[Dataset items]
============================================================

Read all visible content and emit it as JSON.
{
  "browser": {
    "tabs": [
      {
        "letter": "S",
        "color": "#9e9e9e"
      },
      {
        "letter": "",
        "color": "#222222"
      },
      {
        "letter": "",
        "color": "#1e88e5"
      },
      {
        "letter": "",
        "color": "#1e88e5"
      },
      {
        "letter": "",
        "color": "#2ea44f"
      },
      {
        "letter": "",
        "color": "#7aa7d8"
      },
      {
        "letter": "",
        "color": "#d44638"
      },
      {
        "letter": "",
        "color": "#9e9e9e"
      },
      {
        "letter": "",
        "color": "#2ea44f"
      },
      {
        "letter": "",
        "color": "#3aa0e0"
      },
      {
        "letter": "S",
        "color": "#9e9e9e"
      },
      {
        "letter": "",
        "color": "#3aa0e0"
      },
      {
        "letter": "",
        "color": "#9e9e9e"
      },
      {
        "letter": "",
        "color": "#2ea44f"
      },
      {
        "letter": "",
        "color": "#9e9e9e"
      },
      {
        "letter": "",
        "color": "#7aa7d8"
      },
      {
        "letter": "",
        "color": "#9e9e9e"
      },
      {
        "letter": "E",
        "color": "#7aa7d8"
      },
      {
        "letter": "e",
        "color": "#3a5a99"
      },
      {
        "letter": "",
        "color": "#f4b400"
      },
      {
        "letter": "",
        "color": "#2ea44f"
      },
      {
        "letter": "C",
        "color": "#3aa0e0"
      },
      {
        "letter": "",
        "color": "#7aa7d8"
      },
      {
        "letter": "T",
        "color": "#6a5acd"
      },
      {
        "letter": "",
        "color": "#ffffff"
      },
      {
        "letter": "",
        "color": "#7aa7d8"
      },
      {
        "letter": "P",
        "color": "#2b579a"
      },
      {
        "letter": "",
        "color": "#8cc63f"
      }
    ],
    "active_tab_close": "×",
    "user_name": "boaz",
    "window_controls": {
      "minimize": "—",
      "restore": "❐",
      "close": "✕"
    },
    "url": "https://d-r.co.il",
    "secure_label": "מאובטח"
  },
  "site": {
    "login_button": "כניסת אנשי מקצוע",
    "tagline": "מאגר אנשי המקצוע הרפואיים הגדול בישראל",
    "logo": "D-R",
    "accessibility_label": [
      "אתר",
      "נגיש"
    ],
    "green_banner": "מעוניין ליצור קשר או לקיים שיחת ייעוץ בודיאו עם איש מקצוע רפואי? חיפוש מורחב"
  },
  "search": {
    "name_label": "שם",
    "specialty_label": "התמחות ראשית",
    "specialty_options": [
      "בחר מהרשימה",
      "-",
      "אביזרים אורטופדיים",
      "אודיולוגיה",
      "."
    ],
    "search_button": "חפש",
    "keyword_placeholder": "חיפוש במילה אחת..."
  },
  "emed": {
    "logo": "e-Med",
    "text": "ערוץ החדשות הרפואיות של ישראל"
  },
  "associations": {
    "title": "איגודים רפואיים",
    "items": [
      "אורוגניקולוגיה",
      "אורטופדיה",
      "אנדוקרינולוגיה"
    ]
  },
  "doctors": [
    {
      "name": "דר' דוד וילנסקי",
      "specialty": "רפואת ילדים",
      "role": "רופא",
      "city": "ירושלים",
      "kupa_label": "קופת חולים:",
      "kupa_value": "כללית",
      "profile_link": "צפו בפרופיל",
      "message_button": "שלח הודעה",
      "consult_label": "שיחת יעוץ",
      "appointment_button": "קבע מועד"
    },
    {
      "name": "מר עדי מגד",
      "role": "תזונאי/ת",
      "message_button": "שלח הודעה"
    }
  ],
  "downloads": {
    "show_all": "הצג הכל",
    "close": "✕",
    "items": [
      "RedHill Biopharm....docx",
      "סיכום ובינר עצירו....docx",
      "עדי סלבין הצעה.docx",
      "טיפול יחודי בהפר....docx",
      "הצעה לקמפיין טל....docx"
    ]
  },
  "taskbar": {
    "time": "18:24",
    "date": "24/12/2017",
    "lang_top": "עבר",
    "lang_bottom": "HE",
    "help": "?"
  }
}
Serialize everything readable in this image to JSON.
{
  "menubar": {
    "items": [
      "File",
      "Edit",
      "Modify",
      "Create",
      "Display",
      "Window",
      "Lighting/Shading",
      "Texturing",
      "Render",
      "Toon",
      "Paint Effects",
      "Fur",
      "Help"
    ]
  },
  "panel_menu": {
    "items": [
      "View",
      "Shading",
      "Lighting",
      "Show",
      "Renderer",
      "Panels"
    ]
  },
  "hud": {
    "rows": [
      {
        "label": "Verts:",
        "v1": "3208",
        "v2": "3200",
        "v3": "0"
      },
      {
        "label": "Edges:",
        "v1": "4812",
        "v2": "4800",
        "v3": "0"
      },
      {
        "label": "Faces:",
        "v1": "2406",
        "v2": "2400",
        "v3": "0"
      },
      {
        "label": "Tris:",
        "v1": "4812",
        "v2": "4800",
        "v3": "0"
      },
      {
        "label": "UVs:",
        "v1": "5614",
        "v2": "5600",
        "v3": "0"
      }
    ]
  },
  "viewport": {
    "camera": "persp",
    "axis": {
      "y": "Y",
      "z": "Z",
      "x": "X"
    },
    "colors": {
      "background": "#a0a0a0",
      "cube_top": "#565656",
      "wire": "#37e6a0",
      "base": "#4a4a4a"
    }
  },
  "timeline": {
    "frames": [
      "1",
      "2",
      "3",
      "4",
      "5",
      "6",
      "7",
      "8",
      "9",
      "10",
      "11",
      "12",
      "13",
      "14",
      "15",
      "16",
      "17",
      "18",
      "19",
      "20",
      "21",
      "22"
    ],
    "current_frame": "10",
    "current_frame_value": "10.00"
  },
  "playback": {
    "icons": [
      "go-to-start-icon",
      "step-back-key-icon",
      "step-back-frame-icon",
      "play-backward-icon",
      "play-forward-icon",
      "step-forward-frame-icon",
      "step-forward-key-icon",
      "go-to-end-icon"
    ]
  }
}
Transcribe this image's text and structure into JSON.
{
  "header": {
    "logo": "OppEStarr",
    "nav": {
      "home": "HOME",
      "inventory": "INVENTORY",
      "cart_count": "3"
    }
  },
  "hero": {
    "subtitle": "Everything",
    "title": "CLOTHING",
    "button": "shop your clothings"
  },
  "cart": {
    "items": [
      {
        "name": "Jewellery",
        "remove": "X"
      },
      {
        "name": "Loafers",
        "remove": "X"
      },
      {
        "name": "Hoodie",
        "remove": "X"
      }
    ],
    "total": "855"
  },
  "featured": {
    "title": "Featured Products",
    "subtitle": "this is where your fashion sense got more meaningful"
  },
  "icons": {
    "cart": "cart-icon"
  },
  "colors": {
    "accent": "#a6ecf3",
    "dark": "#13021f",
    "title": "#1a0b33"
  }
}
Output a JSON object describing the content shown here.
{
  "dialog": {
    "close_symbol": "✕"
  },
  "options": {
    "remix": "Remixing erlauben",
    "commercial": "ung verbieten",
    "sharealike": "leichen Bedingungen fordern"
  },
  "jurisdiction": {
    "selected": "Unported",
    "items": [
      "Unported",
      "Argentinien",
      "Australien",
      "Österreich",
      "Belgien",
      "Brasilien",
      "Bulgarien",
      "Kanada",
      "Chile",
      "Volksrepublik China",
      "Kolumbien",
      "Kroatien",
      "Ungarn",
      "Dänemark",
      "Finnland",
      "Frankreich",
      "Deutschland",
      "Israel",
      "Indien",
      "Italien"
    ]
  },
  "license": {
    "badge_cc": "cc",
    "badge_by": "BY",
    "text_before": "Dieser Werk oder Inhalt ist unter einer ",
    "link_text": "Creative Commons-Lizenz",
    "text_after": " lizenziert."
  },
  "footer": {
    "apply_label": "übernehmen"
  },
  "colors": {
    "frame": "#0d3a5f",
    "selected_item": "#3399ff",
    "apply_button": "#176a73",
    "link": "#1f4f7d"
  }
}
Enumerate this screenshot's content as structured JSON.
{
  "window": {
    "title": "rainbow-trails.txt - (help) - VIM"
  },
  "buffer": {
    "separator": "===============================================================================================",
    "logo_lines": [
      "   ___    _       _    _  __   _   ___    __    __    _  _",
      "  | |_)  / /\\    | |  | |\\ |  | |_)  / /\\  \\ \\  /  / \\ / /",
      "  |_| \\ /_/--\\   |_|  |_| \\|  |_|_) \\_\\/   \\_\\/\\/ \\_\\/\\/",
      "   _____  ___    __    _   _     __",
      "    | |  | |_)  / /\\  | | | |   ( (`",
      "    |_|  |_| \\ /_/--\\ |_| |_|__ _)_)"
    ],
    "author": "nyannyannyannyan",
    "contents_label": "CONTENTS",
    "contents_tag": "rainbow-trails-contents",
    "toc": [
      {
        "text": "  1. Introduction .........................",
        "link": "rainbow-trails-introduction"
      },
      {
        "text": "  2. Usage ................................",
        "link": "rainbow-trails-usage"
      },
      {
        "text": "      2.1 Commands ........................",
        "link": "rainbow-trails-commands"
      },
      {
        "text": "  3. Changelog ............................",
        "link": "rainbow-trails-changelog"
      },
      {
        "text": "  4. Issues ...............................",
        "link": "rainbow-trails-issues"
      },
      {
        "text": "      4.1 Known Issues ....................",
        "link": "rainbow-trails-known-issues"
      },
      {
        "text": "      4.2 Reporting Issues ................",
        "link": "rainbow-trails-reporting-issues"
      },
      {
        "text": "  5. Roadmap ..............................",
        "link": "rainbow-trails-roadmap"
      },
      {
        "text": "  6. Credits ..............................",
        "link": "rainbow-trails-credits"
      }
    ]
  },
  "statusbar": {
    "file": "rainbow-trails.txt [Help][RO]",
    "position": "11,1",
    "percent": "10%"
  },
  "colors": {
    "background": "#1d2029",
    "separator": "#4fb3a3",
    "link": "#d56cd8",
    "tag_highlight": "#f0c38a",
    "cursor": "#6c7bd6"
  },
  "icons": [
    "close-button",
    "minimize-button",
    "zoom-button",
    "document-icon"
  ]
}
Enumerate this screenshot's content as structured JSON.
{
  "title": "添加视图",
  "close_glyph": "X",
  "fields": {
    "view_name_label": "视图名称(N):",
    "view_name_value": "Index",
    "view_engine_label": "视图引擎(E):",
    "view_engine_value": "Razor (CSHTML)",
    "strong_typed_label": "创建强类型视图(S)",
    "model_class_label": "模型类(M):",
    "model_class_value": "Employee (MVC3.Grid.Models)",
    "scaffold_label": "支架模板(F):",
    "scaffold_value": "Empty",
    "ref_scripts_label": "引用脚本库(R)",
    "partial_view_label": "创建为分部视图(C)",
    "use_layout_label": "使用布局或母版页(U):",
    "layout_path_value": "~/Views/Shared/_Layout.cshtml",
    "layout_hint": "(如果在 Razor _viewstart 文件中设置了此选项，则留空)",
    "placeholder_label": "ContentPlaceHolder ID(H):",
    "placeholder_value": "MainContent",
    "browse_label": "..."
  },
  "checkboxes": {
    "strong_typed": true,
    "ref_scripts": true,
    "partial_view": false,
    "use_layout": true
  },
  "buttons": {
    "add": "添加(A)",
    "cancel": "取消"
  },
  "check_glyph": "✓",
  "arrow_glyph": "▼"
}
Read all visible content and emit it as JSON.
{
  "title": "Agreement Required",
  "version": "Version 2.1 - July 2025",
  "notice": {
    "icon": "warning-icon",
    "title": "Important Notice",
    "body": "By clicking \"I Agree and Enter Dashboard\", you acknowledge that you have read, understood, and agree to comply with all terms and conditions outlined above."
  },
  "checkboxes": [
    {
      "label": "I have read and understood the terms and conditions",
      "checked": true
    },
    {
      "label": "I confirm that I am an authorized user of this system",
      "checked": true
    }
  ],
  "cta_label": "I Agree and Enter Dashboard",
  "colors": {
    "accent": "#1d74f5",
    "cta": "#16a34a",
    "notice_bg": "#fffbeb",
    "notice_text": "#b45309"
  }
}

============================================================

**Written task**
Search the lines for the string "image" and copy every line that has it.

**Problem solution**
Serialize everything readable in this image to JSON.
Transcribe this image's text and structure into JSON.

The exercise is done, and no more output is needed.